:: Material ::
****************
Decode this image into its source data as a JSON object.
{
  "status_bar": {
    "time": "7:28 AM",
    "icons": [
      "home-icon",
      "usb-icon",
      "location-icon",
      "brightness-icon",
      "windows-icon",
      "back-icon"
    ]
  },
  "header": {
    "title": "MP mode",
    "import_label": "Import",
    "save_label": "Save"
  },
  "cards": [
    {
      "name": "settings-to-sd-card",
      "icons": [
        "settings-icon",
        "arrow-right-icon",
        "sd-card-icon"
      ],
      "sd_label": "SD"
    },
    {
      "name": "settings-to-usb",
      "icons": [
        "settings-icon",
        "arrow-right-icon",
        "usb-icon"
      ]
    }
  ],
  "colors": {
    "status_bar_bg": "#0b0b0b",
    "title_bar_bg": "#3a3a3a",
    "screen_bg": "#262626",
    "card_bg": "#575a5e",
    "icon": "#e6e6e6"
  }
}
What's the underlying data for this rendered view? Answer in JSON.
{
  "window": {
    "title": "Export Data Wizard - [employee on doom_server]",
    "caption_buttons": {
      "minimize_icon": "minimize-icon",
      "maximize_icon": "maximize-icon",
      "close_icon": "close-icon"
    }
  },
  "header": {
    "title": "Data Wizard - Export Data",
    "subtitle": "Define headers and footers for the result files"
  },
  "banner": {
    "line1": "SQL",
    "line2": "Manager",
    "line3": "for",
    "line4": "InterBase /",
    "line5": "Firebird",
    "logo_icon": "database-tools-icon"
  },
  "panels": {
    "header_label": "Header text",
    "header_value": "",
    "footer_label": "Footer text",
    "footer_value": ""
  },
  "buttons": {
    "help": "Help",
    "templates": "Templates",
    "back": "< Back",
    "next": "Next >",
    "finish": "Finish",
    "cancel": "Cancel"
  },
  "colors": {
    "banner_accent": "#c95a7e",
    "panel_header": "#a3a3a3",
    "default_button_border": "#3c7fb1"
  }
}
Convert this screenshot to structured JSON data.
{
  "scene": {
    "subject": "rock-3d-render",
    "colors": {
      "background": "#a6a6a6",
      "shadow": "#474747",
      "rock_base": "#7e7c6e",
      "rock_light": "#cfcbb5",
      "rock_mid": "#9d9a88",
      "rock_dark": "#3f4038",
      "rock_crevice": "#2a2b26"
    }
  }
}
****************
:: Exercise brief ::
Gather each line from the entries above that includes the word "text".

:: Answer in full ::
    "header_label": "Header text",
    "footer_label": "Footer text",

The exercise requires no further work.